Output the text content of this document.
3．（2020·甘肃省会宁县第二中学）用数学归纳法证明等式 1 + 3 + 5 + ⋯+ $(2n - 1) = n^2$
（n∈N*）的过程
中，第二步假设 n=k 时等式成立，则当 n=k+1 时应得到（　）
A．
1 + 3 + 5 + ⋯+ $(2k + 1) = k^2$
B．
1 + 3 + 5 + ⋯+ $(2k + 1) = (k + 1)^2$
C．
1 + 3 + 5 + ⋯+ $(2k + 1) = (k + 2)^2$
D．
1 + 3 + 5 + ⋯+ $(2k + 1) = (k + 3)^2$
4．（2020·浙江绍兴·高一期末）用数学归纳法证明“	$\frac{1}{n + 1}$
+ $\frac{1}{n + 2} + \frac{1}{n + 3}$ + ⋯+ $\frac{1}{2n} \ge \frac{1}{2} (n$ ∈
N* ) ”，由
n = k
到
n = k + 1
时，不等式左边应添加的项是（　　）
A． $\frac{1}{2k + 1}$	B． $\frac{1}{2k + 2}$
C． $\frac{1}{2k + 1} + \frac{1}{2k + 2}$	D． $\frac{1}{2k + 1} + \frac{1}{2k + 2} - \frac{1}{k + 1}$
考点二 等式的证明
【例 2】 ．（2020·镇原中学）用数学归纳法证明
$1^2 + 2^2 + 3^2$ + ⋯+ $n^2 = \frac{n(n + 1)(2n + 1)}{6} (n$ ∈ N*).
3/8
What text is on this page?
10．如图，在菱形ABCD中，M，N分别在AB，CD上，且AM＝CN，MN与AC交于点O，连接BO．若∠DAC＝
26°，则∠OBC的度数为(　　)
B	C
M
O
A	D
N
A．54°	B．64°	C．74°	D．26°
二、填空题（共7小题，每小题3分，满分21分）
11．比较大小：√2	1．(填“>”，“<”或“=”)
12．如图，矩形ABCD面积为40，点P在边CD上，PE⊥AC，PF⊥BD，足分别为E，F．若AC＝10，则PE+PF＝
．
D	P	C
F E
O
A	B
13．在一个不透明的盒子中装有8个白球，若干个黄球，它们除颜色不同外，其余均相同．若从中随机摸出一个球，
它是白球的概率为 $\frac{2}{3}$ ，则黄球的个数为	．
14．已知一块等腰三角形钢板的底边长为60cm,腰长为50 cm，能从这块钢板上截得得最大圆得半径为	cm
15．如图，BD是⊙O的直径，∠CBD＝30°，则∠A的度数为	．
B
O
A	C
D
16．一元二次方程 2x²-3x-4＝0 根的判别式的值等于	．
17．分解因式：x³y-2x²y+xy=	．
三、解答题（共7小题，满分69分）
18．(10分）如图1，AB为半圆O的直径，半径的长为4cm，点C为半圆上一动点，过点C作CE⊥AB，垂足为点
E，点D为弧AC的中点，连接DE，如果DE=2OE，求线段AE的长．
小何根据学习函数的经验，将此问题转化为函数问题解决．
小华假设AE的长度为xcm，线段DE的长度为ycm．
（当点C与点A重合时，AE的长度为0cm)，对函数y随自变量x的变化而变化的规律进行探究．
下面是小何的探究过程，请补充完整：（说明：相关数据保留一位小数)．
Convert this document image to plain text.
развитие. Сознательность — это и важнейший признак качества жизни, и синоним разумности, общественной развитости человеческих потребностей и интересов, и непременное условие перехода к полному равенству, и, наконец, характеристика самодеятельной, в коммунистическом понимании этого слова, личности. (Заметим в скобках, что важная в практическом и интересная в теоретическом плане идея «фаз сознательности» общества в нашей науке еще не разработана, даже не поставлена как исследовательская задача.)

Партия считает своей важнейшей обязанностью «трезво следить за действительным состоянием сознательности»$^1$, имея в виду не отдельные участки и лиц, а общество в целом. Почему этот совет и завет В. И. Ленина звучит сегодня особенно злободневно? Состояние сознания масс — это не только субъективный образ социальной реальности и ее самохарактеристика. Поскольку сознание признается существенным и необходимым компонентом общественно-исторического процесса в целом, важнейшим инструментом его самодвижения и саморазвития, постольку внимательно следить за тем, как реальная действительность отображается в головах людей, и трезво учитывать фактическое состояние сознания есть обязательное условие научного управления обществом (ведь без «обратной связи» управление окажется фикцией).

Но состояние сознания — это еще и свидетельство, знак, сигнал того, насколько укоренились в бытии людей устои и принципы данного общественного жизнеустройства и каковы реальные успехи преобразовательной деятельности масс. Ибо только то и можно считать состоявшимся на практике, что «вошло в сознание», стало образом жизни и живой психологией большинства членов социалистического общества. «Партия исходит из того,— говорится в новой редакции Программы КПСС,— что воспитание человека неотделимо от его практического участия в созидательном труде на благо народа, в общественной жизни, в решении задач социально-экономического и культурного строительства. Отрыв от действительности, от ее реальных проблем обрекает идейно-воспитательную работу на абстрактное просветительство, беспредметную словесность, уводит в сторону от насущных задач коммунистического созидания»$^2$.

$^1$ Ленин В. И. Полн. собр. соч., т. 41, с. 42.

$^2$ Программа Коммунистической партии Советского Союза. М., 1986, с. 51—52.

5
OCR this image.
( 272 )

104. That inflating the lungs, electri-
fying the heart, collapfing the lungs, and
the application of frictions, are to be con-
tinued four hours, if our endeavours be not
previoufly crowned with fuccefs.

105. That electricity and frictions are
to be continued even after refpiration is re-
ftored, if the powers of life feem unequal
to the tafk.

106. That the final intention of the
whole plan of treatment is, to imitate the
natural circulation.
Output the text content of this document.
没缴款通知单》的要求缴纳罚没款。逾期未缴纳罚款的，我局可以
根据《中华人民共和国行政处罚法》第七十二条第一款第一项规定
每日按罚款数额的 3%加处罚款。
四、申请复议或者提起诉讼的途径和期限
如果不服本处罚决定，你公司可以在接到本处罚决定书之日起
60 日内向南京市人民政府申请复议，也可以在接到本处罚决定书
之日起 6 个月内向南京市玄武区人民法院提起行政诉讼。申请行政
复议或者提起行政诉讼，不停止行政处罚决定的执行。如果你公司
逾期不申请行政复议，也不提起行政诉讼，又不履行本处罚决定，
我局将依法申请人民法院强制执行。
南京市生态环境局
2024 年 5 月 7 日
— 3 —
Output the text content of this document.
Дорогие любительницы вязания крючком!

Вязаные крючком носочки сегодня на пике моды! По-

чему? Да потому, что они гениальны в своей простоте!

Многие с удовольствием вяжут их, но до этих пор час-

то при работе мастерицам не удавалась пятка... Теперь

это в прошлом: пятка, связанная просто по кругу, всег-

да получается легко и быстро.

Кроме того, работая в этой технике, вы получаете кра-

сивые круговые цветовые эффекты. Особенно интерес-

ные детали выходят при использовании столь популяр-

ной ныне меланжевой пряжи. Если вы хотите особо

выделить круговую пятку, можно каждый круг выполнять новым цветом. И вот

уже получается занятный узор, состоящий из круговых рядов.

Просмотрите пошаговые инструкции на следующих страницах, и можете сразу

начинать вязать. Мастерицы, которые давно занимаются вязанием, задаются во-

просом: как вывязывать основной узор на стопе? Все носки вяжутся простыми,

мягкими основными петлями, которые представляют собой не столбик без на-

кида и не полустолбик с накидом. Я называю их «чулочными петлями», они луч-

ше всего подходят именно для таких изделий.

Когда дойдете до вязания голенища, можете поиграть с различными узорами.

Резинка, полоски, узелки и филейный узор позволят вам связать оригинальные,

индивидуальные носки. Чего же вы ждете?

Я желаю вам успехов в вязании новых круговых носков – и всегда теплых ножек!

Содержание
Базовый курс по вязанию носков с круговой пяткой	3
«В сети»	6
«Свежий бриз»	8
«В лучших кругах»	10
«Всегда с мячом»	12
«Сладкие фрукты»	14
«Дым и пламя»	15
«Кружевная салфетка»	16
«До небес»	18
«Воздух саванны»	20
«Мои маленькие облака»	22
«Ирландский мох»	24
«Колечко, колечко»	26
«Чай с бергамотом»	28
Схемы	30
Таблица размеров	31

EXERCISE GOAL.
Report how many lines of the listing above include the word "image". Say nothing but the number.

PROBLEM SOLUTION.
2